= EXERCISE DIRECTIONS =
Extract every line that includes the string "namamalimos".

= INPUT FOR THIS TASK =
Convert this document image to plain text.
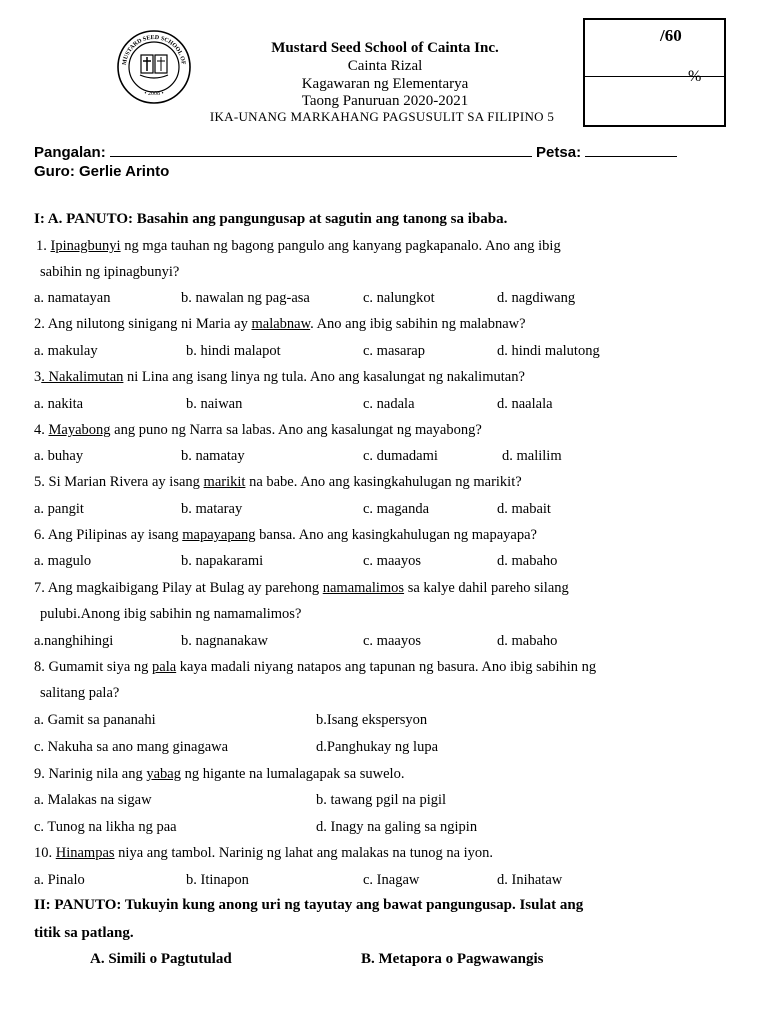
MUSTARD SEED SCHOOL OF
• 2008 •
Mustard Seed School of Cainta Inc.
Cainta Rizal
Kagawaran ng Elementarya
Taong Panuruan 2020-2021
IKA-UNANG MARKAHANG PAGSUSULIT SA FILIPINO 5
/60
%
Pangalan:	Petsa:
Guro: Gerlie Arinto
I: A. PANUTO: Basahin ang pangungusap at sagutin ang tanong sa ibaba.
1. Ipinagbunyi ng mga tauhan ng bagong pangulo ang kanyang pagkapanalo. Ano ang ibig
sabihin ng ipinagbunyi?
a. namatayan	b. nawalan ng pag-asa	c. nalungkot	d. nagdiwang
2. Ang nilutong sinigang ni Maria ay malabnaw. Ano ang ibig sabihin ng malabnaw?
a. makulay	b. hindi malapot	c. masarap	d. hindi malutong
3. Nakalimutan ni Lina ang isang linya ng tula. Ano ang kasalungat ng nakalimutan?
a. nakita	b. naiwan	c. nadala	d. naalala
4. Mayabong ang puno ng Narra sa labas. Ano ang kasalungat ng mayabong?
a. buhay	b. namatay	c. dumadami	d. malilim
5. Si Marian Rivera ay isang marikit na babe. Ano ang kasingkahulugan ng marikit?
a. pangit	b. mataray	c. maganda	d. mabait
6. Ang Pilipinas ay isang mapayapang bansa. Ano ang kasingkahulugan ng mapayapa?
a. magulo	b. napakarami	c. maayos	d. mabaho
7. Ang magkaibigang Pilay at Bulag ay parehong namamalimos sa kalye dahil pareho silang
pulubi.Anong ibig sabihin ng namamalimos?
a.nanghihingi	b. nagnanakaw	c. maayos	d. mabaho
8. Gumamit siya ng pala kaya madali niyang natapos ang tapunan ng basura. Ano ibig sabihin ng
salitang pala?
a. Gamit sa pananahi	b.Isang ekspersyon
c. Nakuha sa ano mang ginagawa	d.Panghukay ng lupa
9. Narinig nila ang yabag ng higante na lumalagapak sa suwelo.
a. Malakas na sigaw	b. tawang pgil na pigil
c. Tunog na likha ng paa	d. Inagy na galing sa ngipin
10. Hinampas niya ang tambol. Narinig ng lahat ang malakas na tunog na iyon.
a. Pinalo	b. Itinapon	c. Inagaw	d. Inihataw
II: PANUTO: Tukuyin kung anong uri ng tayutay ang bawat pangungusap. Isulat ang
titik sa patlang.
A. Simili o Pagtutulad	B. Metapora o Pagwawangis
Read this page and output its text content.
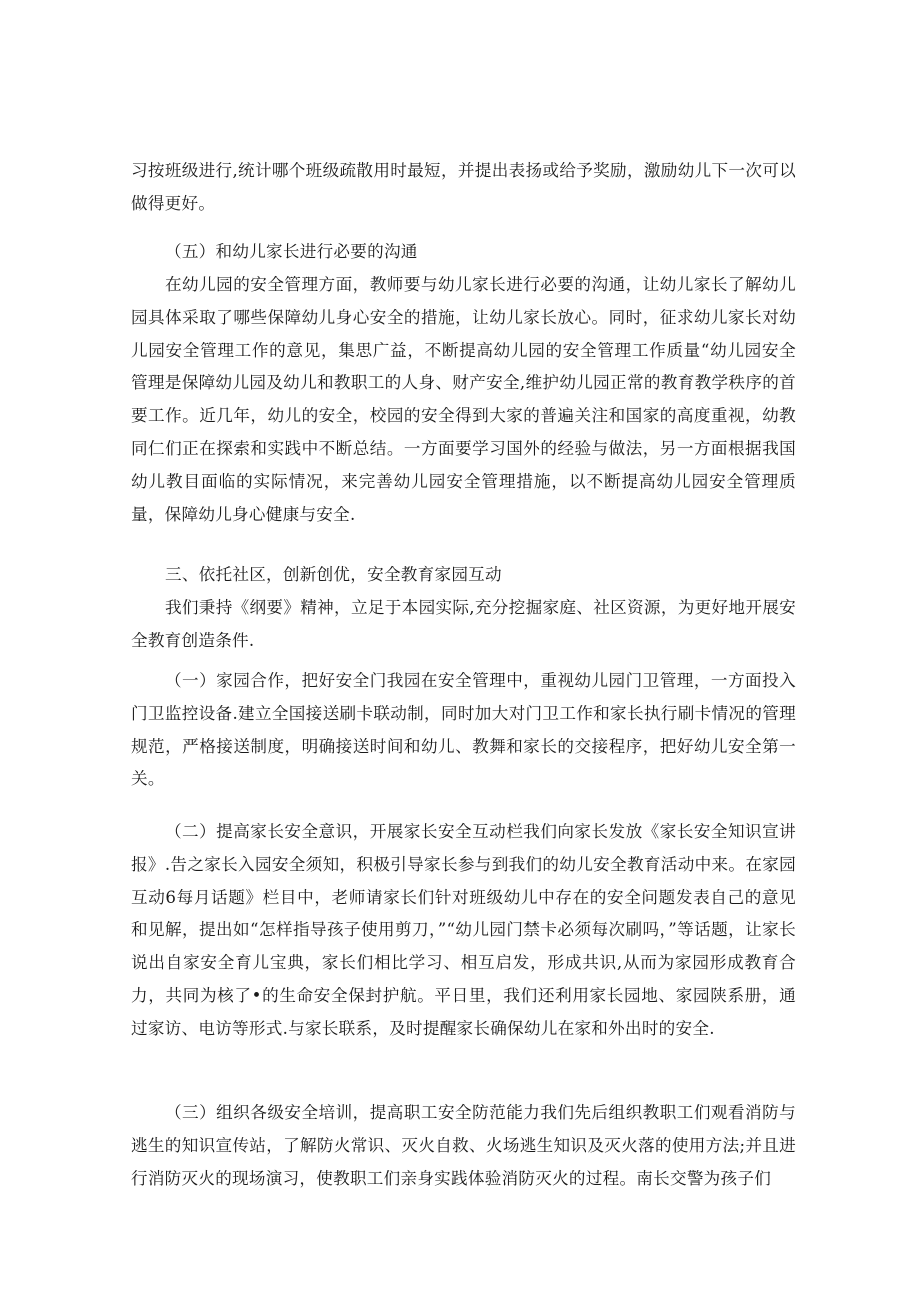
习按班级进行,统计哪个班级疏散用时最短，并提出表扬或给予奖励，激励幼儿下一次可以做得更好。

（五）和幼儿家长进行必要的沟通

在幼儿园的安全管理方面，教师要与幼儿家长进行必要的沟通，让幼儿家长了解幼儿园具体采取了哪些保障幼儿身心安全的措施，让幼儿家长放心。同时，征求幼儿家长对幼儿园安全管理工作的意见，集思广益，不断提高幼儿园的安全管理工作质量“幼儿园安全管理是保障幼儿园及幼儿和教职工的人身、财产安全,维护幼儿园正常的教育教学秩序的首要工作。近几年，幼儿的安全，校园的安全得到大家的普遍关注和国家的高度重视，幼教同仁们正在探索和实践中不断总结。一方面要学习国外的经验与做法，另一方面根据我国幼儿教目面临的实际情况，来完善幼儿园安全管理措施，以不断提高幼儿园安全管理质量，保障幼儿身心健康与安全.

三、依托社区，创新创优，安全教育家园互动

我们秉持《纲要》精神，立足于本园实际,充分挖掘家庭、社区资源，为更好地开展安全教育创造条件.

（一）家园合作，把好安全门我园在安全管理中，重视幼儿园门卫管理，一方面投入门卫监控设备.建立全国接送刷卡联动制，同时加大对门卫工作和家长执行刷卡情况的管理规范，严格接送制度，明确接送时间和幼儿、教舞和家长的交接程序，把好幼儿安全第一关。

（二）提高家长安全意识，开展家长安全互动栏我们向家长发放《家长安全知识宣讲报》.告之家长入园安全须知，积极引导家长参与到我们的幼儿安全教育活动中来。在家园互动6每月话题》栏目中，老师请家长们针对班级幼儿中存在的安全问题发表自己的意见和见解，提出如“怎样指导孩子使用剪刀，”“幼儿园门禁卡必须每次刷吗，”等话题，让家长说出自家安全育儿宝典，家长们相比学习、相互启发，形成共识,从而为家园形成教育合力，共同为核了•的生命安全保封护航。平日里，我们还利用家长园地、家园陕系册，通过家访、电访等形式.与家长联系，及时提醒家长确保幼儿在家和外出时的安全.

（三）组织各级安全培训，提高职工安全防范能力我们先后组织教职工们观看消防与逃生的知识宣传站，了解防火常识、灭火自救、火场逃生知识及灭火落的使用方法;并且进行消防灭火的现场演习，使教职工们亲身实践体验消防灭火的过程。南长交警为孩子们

= REPLY =
7. Ang magkaibigang Pilay at Bulag ay parehong namamalimos sa kalye dahil pareho silang
pulubi.Anong ibig sabihin ng namamalimos?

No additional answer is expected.